> [EXERCISE PROMPT]
From the records, pick out and copy each line containing "şeyler".

-- START OF RECORDED DATA --

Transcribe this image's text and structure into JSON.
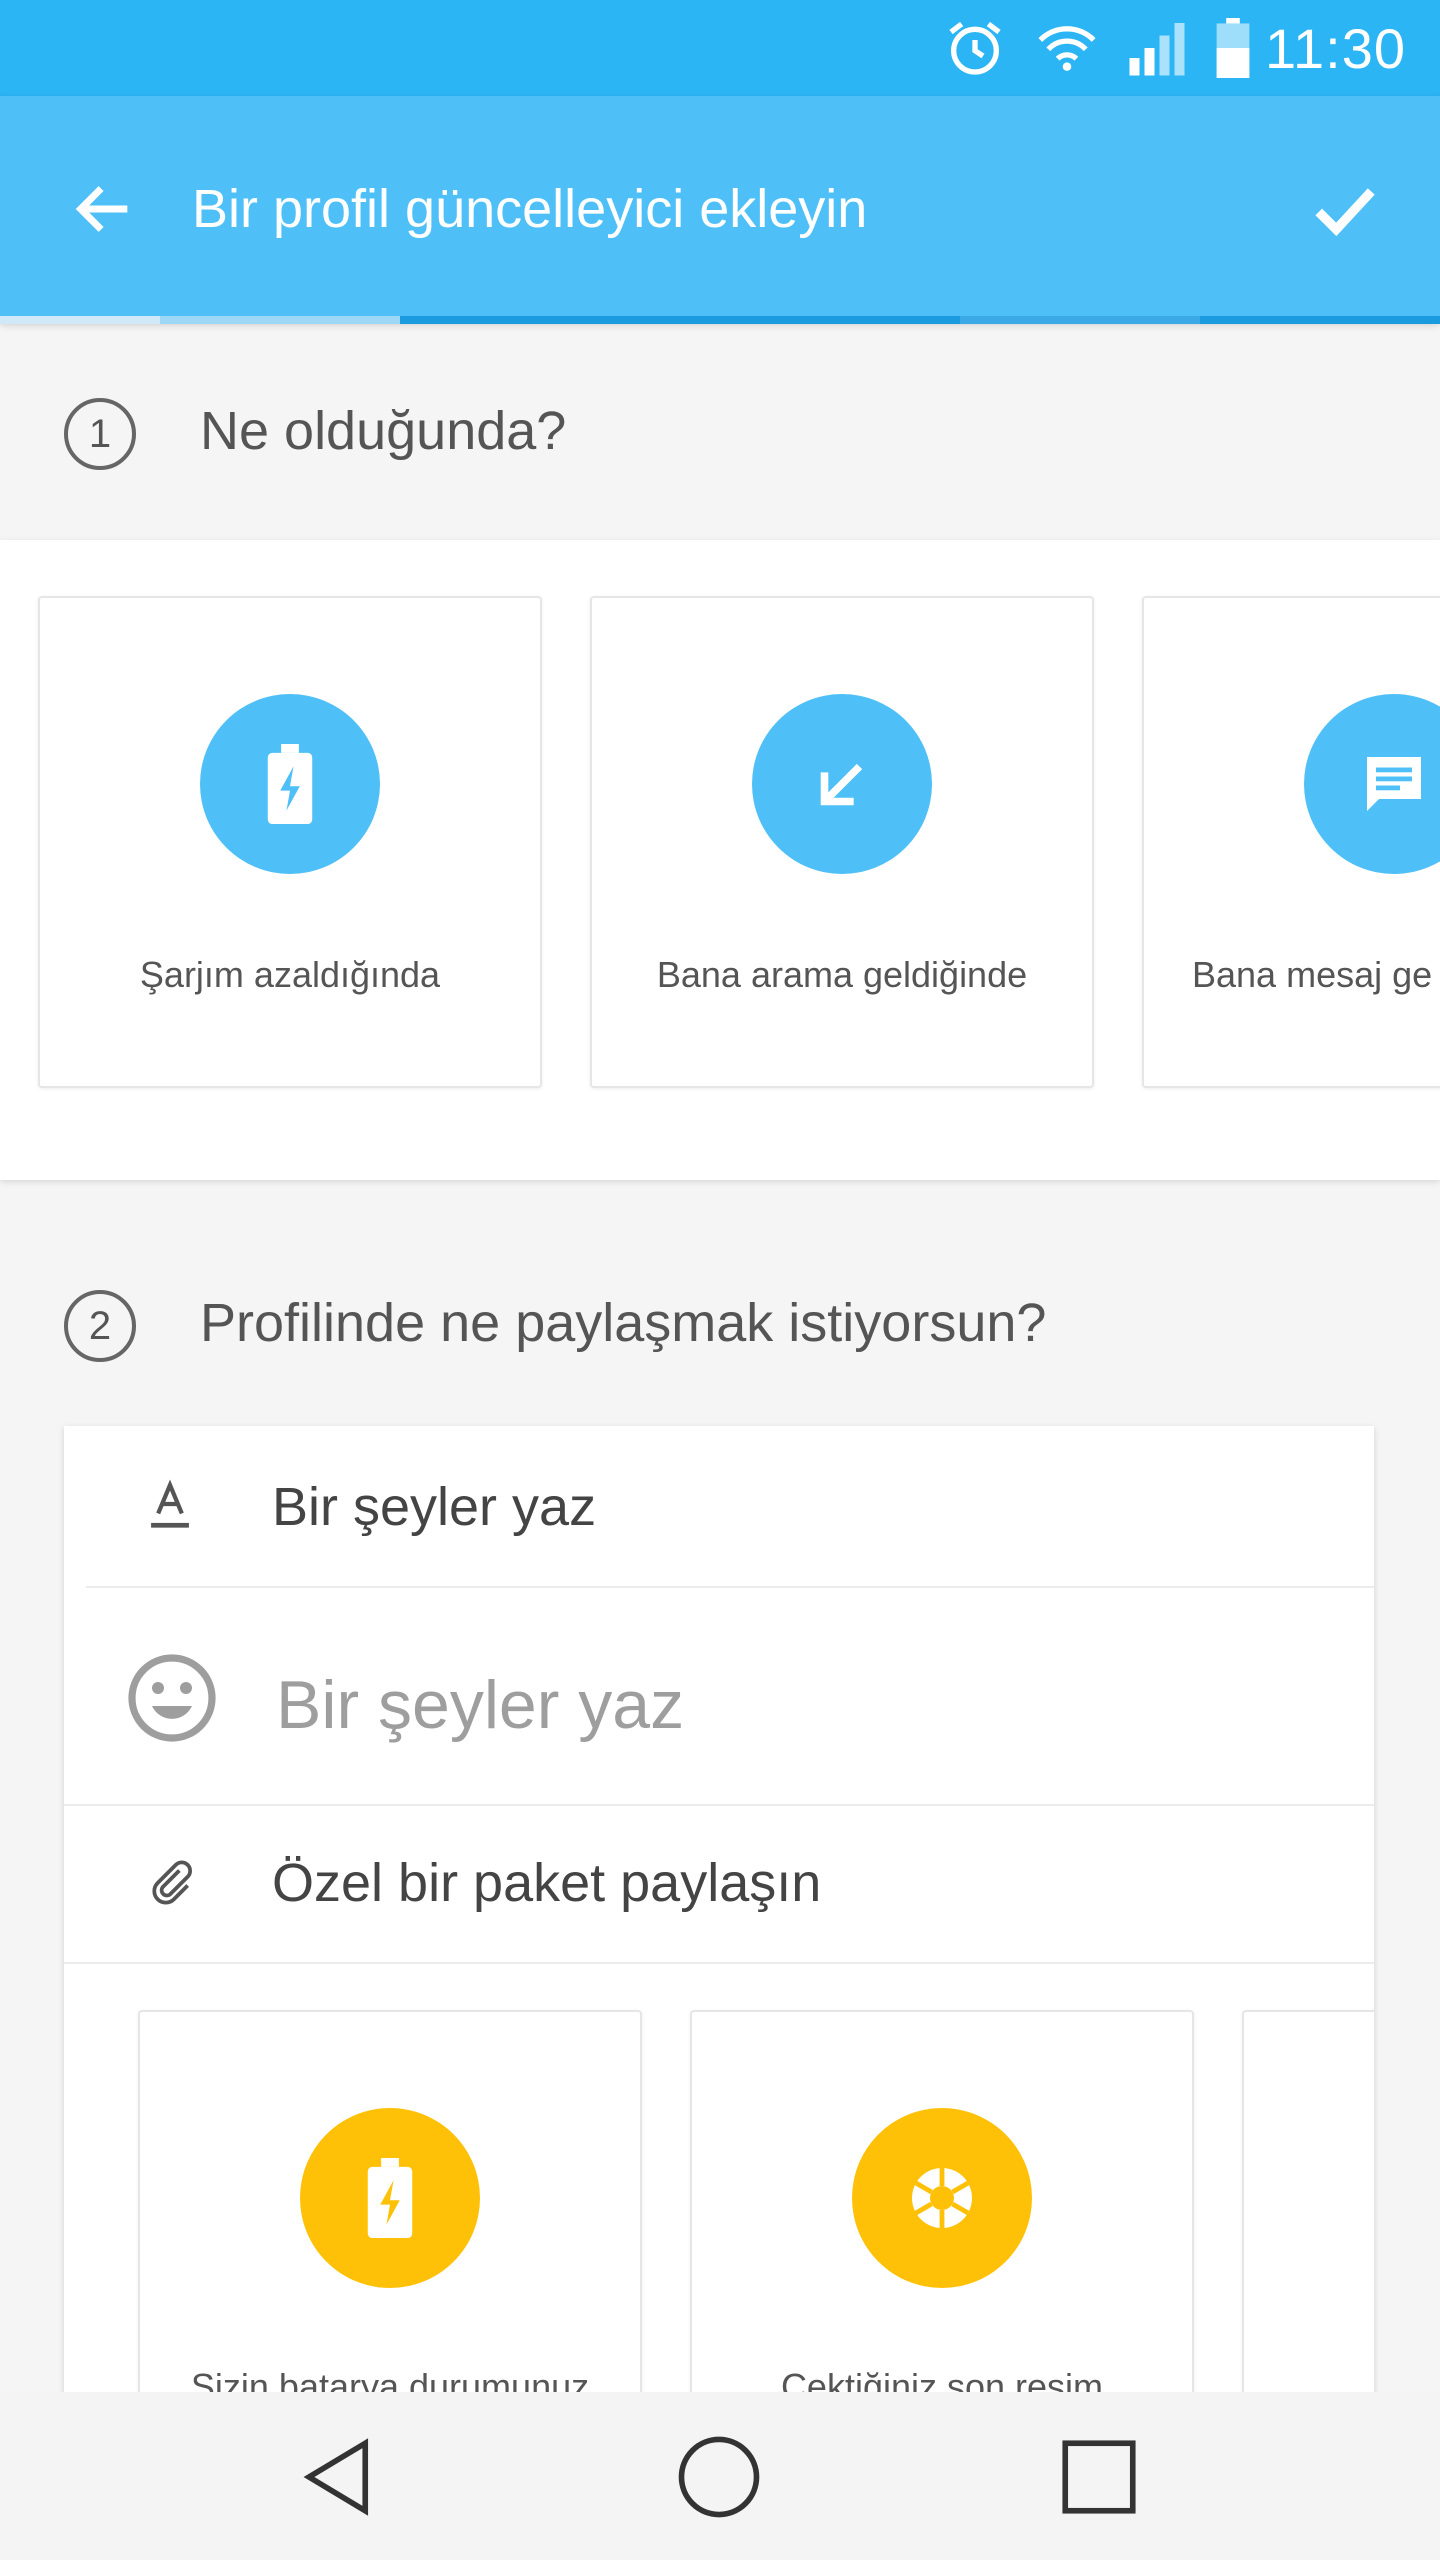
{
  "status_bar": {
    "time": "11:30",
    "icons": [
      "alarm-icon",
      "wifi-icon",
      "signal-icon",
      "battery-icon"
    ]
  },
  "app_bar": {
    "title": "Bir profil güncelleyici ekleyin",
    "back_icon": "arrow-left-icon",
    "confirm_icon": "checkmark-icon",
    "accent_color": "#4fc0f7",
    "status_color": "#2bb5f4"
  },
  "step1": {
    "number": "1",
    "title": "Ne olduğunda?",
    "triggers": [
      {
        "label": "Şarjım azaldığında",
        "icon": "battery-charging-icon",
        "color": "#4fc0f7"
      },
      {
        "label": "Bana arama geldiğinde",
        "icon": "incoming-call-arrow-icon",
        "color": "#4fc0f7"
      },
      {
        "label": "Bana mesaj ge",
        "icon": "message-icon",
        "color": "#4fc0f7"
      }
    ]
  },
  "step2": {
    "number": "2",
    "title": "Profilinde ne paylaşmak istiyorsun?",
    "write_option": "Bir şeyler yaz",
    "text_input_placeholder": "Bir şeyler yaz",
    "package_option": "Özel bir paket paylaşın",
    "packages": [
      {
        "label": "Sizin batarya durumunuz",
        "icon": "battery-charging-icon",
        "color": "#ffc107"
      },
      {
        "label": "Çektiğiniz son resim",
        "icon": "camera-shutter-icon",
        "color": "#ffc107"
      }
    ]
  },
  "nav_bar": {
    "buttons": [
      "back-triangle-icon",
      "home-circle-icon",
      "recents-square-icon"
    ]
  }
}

-- END OF RECORDED DATA --

> [REPLY]
    "write_option": "Bir şeyler yaz",
    "text_input_placeholder": "Bir şeyler yaz",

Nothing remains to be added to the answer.